=== WHAT IS BEING ASKED ===
Select and copy out every line in the records containing "premier".

[Saved entries]
-.-.-

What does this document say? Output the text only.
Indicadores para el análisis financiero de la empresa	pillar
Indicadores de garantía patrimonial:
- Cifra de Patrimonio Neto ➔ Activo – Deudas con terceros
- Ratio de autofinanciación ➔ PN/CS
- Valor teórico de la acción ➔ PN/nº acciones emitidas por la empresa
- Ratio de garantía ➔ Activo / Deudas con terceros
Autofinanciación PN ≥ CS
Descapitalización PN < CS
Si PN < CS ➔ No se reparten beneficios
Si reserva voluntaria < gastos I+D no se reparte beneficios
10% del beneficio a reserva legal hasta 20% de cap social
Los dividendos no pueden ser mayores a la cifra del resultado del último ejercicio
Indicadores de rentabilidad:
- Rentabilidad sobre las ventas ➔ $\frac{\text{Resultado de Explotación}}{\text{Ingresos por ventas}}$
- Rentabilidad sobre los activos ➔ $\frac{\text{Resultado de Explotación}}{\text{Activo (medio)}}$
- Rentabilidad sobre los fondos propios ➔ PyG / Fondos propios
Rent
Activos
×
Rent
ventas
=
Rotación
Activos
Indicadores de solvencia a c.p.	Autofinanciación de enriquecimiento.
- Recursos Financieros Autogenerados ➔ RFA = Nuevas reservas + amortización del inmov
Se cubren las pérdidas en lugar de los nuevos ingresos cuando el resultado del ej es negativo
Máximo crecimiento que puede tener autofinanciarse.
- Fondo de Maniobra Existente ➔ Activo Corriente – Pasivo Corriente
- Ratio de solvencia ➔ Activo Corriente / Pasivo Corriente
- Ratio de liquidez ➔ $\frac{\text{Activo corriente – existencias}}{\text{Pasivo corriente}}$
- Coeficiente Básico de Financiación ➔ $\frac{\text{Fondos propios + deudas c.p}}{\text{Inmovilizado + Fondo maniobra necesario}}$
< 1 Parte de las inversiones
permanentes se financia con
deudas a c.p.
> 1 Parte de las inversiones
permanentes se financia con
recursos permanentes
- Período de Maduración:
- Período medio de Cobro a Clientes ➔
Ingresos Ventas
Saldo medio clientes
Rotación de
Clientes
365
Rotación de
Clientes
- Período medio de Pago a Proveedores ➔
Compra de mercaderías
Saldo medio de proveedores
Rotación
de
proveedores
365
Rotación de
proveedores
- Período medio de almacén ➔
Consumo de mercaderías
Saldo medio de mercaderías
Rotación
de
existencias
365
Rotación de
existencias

-.-.-

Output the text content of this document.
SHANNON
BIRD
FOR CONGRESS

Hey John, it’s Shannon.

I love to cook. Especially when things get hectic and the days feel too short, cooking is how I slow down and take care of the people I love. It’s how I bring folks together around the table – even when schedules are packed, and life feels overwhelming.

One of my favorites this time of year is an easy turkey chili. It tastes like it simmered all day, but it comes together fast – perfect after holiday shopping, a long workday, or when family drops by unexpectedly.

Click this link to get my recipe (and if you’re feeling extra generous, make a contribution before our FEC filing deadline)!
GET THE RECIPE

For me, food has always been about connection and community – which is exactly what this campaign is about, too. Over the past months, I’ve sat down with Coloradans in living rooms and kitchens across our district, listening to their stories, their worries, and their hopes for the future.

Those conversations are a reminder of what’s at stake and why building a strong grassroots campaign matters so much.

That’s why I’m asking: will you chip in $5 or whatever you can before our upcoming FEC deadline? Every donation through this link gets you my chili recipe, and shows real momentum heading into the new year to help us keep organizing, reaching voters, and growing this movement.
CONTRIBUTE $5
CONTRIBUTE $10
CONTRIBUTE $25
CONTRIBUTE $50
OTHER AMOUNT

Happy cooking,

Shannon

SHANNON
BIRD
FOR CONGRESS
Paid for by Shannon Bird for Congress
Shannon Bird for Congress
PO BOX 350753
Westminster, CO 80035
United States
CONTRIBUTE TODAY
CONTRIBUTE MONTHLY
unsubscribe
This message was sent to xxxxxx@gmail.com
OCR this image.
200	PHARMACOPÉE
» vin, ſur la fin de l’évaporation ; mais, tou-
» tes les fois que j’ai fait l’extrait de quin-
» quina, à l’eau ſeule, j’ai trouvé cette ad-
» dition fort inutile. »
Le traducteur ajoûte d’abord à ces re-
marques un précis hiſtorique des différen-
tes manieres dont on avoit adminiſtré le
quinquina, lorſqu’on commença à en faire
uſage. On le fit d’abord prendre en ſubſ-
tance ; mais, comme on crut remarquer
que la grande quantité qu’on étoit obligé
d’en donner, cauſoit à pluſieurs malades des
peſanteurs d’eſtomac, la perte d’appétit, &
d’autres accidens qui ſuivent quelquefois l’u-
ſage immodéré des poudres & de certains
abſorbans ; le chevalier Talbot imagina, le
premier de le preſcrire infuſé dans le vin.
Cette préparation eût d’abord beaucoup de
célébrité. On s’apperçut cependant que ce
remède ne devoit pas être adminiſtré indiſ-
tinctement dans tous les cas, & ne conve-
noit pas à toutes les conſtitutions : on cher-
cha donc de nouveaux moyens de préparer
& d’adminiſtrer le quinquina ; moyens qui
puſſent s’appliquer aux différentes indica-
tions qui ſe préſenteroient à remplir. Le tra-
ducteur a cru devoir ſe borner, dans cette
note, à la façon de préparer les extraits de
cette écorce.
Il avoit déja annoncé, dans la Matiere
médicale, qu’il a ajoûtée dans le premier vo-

-.-.-

=== SOLUTION TO THIS EXERCISE ===
premier de le preſcrire infuſé dans le vin.
médicale, qu’il a ajoûtée dans le premier vo-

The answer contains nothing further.